EXERCISE PROMPT
Images are excluded; otherwise, output every record exactly.

Extracted records:
◆ ◆ ◆

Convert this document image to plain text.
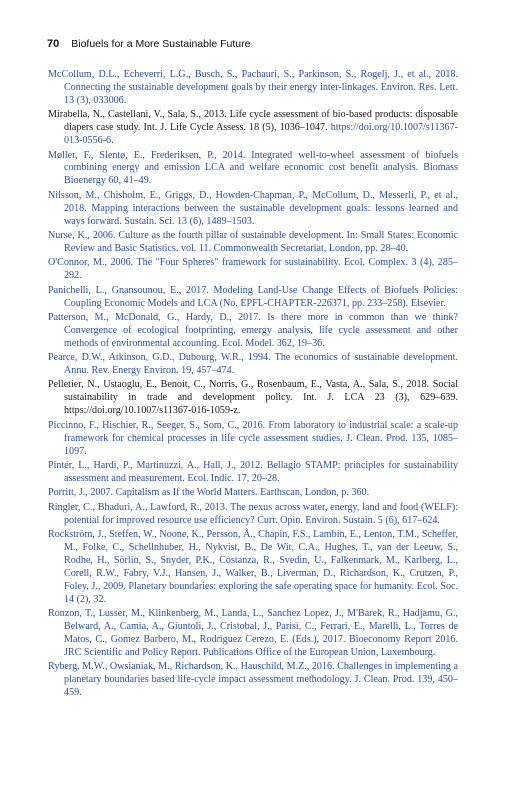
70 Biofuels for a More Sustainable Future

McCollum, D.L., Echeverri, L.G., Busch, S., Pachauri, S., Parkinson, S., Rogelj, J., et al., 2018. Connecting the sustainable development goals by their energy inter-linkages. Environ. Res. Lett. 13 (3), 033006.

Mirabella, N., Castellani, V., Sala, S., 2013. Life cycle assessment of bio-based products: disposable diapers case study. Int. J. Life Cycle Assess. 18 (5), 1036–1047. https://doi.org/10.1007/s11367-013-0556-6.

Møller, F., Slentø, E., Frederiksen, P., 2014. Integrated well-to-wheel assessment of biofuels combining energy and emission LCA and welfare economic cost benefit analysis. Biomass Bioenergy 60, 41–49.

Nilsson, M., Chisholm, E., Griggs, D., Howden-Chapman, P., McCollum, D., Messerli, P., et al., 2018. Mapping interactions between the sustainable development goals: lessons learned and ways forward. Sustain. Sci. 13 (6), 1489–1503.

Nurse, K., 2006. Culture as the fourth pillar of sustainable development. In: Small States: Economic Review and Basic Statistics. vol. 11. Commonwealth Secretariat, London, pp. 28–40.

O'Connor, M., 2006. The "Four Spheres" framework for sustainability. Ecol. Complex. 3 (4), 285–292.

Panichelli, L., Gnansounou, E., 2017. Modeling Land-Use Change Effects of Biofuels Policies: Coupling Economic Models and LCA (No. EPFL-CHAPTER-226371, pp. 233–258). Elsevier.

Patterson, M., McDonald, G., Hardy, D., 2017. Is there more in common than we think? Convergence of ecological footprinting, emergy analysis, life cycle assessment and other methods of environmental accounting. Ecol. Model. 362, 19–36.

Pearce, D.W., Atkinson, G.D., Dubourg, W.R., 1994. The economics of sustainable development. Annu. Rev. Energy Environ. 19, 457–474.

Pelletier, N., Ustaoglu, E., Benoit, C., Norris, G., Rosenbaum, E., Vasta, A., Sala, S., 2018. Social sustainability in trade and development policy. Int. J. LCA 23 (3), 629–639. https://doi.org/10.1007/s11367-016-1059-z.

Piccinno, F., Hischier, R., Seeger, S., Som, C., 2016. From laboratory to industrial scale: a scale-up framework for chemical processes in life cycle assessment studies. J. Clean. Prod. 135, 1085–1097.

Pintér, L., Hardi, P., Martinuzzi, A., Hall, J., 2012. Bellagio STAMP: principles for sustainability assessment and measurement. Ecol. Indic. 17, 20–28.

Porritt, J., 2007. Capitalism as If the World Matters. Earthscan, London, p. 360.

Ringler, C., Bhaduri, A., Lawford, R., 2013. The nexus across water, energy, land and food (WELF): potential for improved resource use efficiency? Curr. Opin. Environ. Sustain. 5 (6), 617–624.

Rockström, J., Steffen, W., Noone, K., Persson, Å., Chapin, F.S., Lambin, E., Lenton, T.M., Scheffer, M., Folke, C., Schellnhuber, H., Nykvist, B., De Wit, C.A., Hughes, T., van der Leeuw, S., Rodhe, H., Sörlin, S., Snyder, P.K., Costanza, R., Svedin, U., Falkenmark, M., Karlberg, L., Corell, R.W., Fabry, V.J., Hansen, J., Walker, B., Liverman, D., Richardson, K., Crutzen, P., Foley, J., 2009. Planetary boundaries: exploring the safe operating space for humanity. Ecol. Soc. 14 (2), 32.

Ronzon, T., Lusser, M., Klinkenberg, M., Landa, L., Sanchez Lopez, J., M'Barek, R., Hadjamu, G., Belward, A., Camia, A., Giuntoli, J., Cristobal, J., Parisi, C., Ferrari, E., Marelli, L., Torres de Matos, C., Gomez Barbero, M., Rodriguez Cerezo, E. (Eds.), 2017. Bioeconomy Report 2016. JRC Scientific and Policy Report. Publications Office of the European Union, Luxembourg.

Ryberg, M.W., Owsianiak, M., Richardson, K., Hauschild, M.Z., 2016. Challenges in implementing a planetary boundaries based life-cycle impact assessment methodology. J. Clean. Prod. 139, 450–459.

◆ ◆ ◆

RESULT
Convert this document image to plain text.
70 Biofuels for a More Sustainable Future

McCollum, D.L., Echeverri, L.G., Busch, S., Pachauri, S., Parkinson, S., Rogelj, J., et al., 2018. Connecting the sustainable development goals by their energy inter-linkages. Environ. Res. Lett. 13 (3), 033006.

Mirabella, N., Castellani, V., Sala, S., 2013. Life cycle assessment of bio-based products: disposable diapers case study. Int. J. Life Cycle Assess. 18 (5), 1036–1047. https://doi.org/10.1007/s11367-013-0556-6.

Møller, F., Slentø, E., Frederiksen, P., 2014. Integrated well-to-wheel assessment of biofuels combining energy and emission LCA and welfare economic cost benefit analysis. Biomass Bioenergy 60, 41–49.

Nilsson, M., Chisholm, E., Griggs, D., Howden-Chapman, P., McCollum, D., Messerli, P., et al., 2018. Mapping interactions between the sustainable development goals: lessons learned and ways forward. Sustain. Sci. 13 (6), 1489–1503.

Nurse, K., 2006. Culture as the fourth pillar of sustainable development. In: Small States: Economic Review and Basic Statistics. vol. 11. Commonwealth Secretariat, London, pp. 28–40.

O'Connor, M., 2006. The "Four Spheres" framework for sustainability. Ecol. Complex. 3 (4), 285–292.

Panichelli, L., Gnansounou, E., 2017. Modeling Land-Use Change Effects of Biofuels Policies: Coupling Economic Models and LCA (No. EPFL-CHAPTER-226371, pp. 233–258). Elsevier.

Patterson, M., McDonald, G., Hardy, D., 2017. Is there more in common than we think? Convergence of ecological footprinting, emergy analysis, life cycle assessment and other methods of environmental accounting. Ecol. Model. 362, 19–36.

Pearce, D.W., Atkinson, G.D., Dubourg, W.R., 1994. The economics of sustainable development. Annu. Rev. Energy Environ. 19, 457–474.

Pelletier, N., Ustaoglu, E., Benoit, C., Norris, G., Rosenbaum, E., Vasta, A., Sala, S., 2018. Social sustainability in trade and development policy. Int. J. LCA 23 (3), 629–639. https://doi.org/10.1007/s11367-016-1059-z.

Piccinno, F., Hischier, R., Seeger, S., Som, C., 2016. From laboratory to industrial scale: a scale-up framework for chemical processes in life cycle assessment studies. J. Clean. Prod. 135, 1085–1097.

Pintér, L., Hardi, P., Martinuzzi, A., Hall, J., 2012. Bellagio STAMP: principles for sustainability assessment and measurement. Ecol. Indic. 17, 20–28.

Porritt, J., 2007. Capitalism as If the World Matters. Earthscan, London, p. 360.

Ringler, C., Bhaduri, A., Lawford, R., 2013. The nexus across water, energy, land and food (WELF): potential for improved resource use efficiency? Curr. Opin. Environ. Sustain. 5 (6), 617–624.

Rockström, J., Steffen, W., Noone, K., Persson, Å., Chapin, F.S., Lambin, E., Lenton, T.M., Scheffer, M., Folke, C., Schellnhuber, H., Nykvist, B., De Wit, C.A., Hughes, T., van der Leeuw, S., Rodhe, H., Sörlin, S., Snyder, P.K., Costanza, R., Svedin, U., Falkenmark, M., Karlberg, L., Corell, R.W., Fabry, V.J., Hansen, J., Walker, B., Liverman, D., Richardson, K., Crutzen, P., Foley, J., 2009. Planetary boundaries: exploring the safe operating space for humanity. Ecol. Soc. 14 (2), 32.

Ronzon, T., Lusser, M., Klinkenberg, M., Landa, L., Sanchez Lopez, J., M'Barek, R., Hadjamu, G., Belward, A., Camia, A., Giuntoli, J., Cristobal, J., Parisi, C., Ferrari, E., Marelli, L., Torres de Matos, C., Gomez Barbero, M., Rodriguez Cerezo, E. (Eds.), 2017. Bioeconomy Report 2016. JRC Scientific and Policy Report. Publications Office of the European Union, Luxembourg.

Ryberg, M.W., Owsianiak, M., Richardson, K., Hauschild, M.Z., 2016. Challenges in implementing a planetary boundaries based life-cycle impact assessment methodology. J. Clean. Prod. 139, 450–459.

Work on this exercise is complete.